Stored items

☆ ☆ ☆ ☆ ☆

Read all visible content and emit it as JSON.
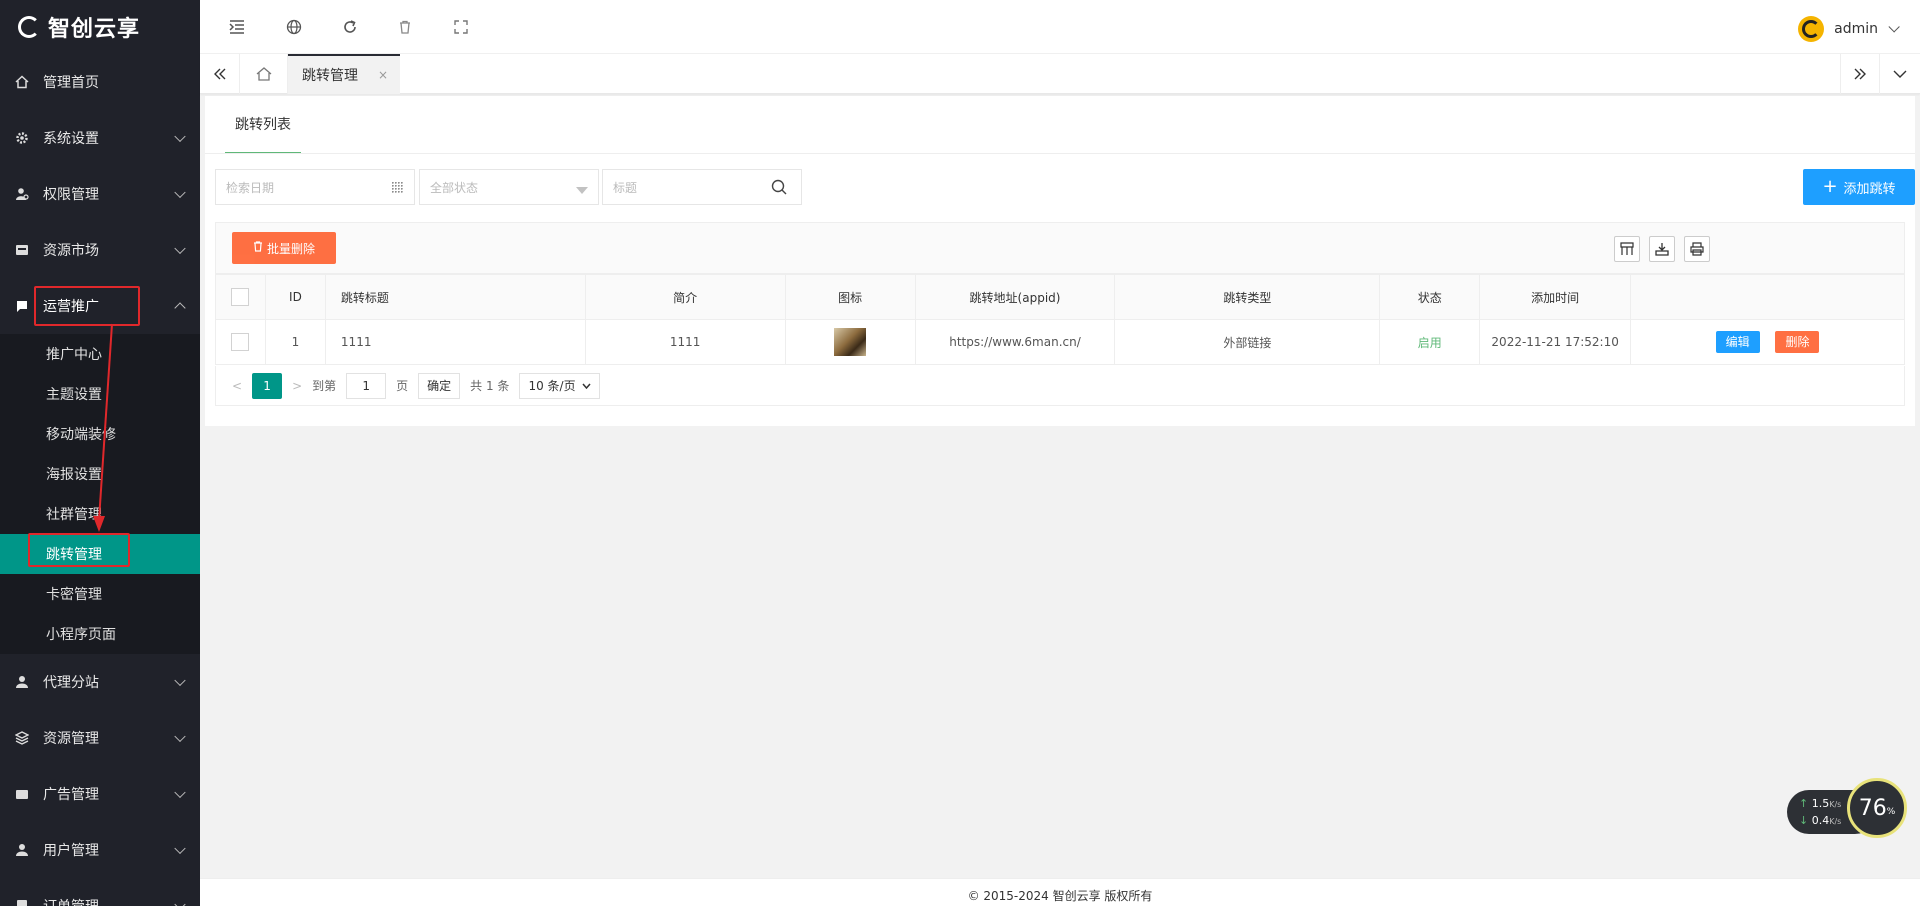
{
  "app": {
    "logo_text": "智创云享"
  },
  "sidebar": {
    "items": [
      {
        "label": "管理首页",
        "icon": "home-icon"
      },
      {
        "label": "系统设置",
        "icon": "gear-icon"
      },
      {
        "label": "权限管理",
        "icon": "users-icon"
      },
      {
        "label": "资源市场",
        "icon": "store-icon"
      },
      {
        "label": "运营推广",
        "icon": "flag-icon"
      },
      {
        "label": "代理分站",
        "icon": "agent-icon"
      },
      {
        "label": "资源管理",
        "icon": "layers-icon"
      },
      {
        "label": "广告管理",
        "icon": "ad-icon"
      },
      {
        "label": "用户管理",
        "icon": "user-icon"
      },
      {
        "label": "订单管理",
        "icon": "order-icon"
      }
    ],
    "sub_items": [
      "推广中心",
      "主题设置",
      "移动端装修",
      "海报设置",
      "社群管理",
      "跳转管理",
      "卡密管理",
      "小程序页面"
    ],
    "active_sub": "跳转管理"
  },
  "header": {
    "username": "admin"
  },
  "tabs": {
    "active": "跳转管理",
    "close": "×"
  },
  "card": {
    "tab_label": "跳转列表",
    "filters": {
      "date_placeholder": "检索日期",
      "status_placeholder": "全部状态",
      "title_placeholder": "标题"
    },
    "add_button": "添加跳转",
    "batch_delete": "批量删除"
  },
  "table": {
    "headers": [
      "ID",
      "跳转标题",
      "简介",
      "图标",
      "跳转地址(appid)",
      "跳转类型",
      "状态",
      "添加时间"
    ],
    "rows": [
      {
        "id": "1",
        "title": "1111",
        "intro": "1111",
        "url": "https://www.6man.cn/",
        "type": "外部链接",
        "status": "启用",
        "time": "2022-11-21 17:52:10",
        "edit": "编辑",
        "delete": "删除"
      }
    ]
  },
  "pager": {
    "current": "1",
    "goto_prefix": "到第",
    "goto_value": "1",
    "goto_suffix": "页",
    "confirm": "确定",
    "total": "共 1 条",
    "per_page": "10 条/页"
  },
  "footer": {
    "copyright": "© 2015-2024 智创云享 版权所有"
  },
  "net_widget": {
    "up": "1.5",
    "down": "0.4",
    "unit": "K/s",
    "percent": "76",
    "pct_sign": "%"
  },
  "colors": {
    "sidebar": "#20222a",
    "active": "#009688",
    "primary": "#1e9fff",
    "danger": "#ff5722",
    "highlight": "#e0282b"
  }
}
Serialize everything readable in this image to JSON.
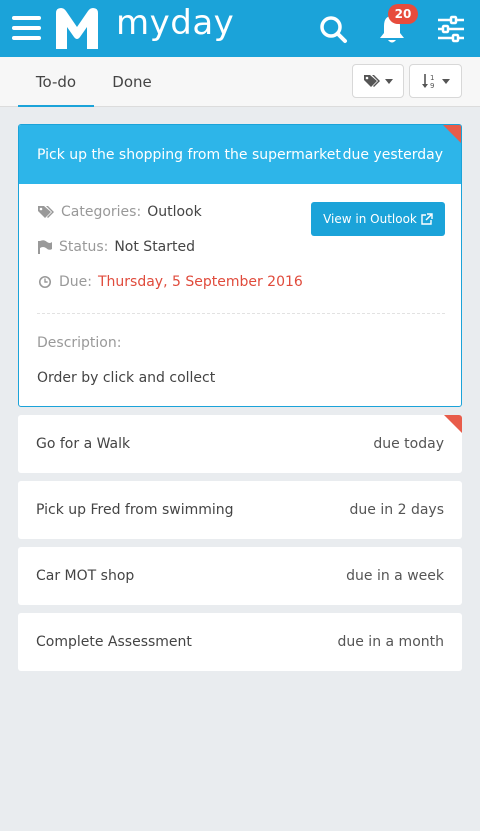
{
  "header": {
    "brand": "myday",
    "notification_count": "20",
    "bg_color": "#1ba3d9"
  },
  "tabs": [
    {
      "label": "To-do",
      "active": true
    },
    {
      "label": "Done",
      "active": false
    }
  ],
  "tasks": [
    {
      "title": "Pick up the shopping from the supermarket",
      "due": "due yesterday",
      "expanded": true,
      "overdue_flag": true,
      "categories_label": "Categories:",
      "categories_value": "Outlook",
      "status_label": "Status:",
      "status_value": "Not Started",
      "due_label": "Due:",
      "due_value": "Thursday, 5 September 2016",
      "view_button": "View in Outlook",
      "description_label": "Description:",
      "description_value": "Order by click and collect"
    },
    {
      "title": "Go for a Walk",
      "due": "due today",
      "overdue_flag": true
    },
    {
      "title": "Pick up Fred from swimming",
      "due": "due in 2 days"
    },
    {
      "title": "Car MOT shop",
      "due": "due in a week"
    },
    {
      "title": "Complete Assessment",
      "due": "due in a month"
    }
  ],
  "icons": {
    "menu": "hamburger-icon",
    "search": "search-icon",
    "notifications": "bell-icon",
    "filters": "sliders-icon",
    "tags": "tags-icon",
    "sort": "sort-icon",
    "external": "external-link-icon",
    "category": "tag-icon",
    "status": "flag-icon",
    "due": "clock-icon"
  },
  "colors": {
    "accent": "#2db5e9",
    "overdue": "#e85c4a",
    "due_text": "#e04b3c"
  }
}
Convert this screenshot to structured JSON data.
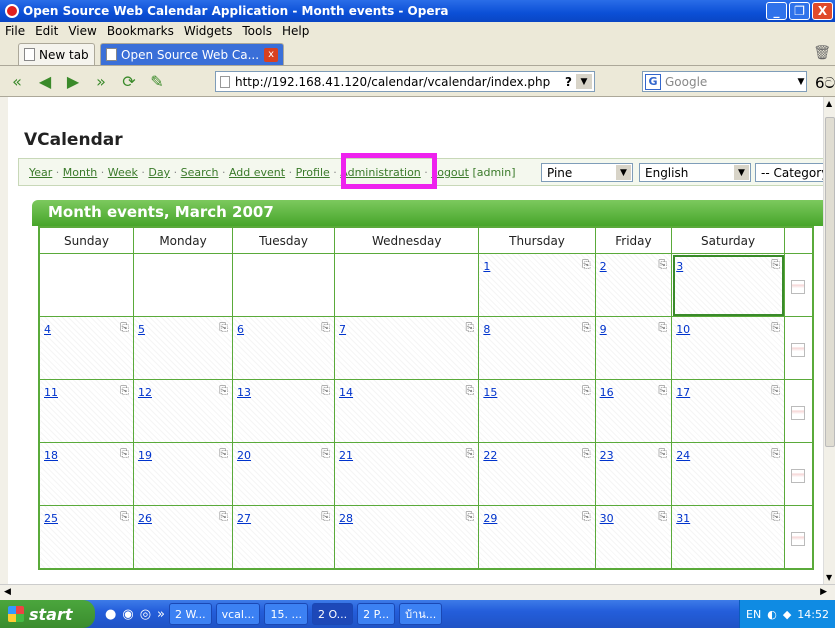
{
  "window": {
    "title": "Open Source Web Calendar Application - Month events - Opera",
    "minimize": "_",
    "maximize": "❐",
    "close": "X"
  },
  "menu": [
    "File",
    "Edit",
    "View",
    "Bookmarks",
    "Widgets",
    "Tools",
    "Help"
  ],
  "tabs": {
    "new_tab": "New tab",
    "active_tab": "Open Source Web Ca...",
    "close": "x"
  },
  "address": {
    "url": "http://192.168.41.120/calendar/vcalendar/index.php",
    "help": "?",
    "search_placeholder": "Google"
  },
  "app": {
    "title": "VCalendar",
    "nav": [
      "Year",
      "Month",
      "Week",
      "Day",
      "Search",
      "Add event",
      "Profile",
      "Administration",
      "Logout"
    ],
    "user": "[admin]",
    "style_select": "Pine",
    "language_select": "English",
    "category_select": "-- Category"
  },
  "calendar": {
    "heading": "Month events, March 2007",
    "weekdays": [
      "Sunday",
      "Monday",
      "Tuesday",
      "Wednesday",
      "Thursday",
      "Friday",
      "Saturday"
    ],
    "weeks": [
      [
        "",
        "",
        "",
        "",
        "1",
        "2",
        "3"
      ],
      [
        "4",
        "5",
        "6",
        "7",
        "8",
        "9",
        "10"
      ],
      [
        "11",
        "12",
        "13",
        "14",
        "15",
        "16",
        "17"
      ],
      [
        "18",
        "19",
        "20",
        "21",
        "22",
        "23",
        "24"
      ],
      [
        "25",
        "26",
        "27",
        "28",
        "29",
        "30",
        "31"
      ]
    ],
    "today": "3"
  },
  "taskbar": {
    "start": "start",
    "buttons": [
      "2 W...",
      "vcal...",
      "15. ...",
      "2 O...",
      "2 P...",
      "บ้าน..."
    ],
    "lang": "EN",
    "clock": "14:52"
  },
  "colors": {
    "accent_green": "#47a52a",
    "highlight_magenta": "#ee22ee",
    "link_blue": "#0033cc"
  }
}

☆ ☆ ☆ ☆ ☆

How many lines of the data hold the string "智创云享"? Reply with the number alone.

### ANSWER TO THIS EXERCISE
2